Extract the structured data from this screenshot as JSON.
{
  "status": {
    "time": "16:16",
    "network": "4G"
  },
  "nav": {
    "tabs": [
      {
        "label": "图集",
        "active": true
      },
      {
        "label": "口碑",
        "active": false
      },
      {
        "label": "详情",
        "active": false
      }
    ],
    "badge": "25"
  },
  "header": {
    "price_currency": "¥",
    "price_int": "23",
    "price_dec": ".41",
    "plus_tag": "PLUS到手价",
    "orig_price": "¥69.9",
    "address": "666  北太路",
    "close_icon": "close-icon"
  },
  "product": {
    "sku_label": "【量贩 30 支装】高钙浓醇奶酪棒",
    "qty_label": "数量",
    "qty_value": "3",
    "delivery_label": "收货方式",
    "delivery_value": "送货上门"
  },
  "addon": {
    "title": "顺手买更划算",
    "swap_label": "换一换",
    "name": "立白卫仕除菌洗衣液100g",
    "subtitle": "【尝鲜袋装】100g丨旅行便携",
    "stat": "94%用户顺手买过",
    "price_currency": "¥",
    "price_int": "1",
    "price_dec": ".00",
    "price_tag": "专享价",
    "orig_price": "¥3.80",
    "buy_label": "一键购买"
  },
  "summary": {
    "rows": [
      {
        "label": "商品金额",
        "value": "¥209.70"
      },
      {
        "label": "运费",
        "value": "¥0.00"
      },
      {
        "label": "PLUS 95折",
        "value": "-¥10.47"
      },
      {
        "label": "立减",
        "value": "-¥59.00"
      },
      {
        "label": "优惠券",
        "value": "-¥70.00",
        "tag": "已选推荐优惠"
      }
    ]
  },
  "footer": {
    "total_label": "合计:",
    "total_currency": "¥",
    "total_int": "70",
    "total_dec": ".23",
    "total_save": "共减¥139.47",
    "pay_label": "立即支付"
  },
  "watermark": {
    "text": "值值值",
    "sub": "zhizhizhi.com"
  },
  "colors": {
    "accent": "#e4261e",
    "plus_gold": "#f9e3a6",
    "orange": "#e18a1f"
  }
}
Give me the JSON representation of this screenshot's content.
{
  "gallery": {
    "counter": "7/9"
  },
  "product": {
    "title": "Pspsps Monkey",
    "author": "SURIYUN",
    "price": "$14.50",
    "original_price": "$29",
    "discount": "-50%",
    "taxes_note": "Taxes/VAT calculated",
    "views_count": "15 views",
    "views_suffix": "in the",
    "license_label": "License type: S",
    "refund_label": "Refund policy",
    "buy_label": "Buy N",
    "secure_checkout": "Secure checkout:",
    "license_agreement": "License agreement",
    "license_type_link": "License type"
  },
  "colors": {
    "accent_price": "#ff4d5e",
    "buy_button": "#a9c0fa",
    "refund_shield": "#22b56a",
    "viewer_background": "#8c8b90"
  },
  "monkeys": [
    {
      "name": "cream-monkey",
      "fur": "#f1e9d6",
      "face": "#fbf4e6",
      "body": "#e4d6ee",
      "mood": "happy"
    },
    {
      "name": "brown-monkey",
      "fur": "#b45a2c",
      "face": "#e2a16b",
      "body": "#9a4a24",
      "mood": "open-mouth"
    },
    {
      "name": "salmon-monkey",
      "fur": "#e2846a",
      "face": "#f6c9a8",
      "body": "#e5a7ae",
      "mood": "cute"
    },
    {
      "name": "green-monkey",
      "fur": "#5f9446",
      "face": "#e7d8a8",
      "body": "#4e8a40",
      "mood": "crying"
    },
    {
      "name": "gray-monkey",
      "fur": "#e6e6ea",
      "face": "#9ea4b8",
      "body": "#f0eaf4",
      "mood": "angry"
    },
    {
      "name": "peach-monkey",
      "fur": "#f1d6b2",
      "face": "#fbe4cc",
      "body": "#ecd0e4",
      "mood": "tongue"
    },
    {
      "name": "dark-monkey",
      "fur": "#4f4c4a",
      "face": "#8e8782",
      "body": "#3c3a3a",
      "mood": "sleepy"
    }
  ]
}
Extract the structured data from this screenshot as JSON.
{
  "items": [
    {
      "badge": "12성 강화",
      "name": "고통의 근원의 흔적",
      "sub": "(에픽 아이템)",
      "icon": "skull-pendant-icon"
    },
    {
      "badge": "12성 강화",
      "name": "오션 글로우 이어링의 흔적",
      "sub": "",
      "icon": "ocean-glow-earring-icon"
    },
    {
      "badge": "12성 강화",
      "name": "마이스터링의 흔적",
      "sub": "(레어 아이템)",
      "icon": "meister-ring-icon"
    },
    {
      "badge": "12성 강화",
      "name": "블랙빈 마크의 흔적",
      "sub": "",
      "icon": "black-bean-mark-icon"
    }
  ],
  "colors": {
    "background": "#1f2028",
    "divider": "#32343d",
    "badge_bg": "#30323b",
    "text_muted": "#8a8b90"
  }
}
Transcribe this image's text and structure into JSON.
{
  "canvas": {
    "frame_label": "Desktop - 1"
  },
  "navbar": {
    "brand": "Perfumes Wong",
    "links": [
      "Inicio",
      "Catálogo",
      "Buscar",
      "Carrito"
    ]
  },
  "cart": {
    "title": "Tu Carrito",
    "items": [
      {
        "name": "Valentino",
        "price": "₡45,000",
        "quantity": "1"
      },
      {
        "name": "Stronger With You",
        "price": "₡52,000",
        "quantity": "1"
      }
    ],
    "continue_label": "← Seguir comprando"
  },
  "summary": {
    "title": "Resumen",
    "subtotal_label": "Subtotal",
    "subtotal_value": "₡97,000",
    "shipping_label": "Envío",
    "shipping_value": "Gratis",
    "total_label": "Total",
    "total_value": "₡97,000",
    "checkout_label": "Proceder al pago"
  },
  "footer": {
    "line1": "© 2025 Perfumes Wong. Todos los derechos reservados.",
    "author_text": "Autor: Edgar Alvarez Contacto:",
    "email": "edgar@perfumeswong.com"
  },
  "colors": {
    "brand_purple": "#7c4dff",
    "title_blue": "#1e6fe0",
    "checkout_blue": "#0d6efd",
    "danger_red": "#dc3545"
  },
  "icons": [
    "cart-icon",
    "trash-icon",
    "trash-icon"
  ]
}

• **Problem**: Among the lines of the material, find those that hold the word "this" and copy them.

• **Exercise output**:
Extract the structured data from this screenshot as JSON.
Give me the JSON representation of this screenshot's content.
Extract the structured data from this screenshot as JSON.
Transcribe this image's text and structure into JSON.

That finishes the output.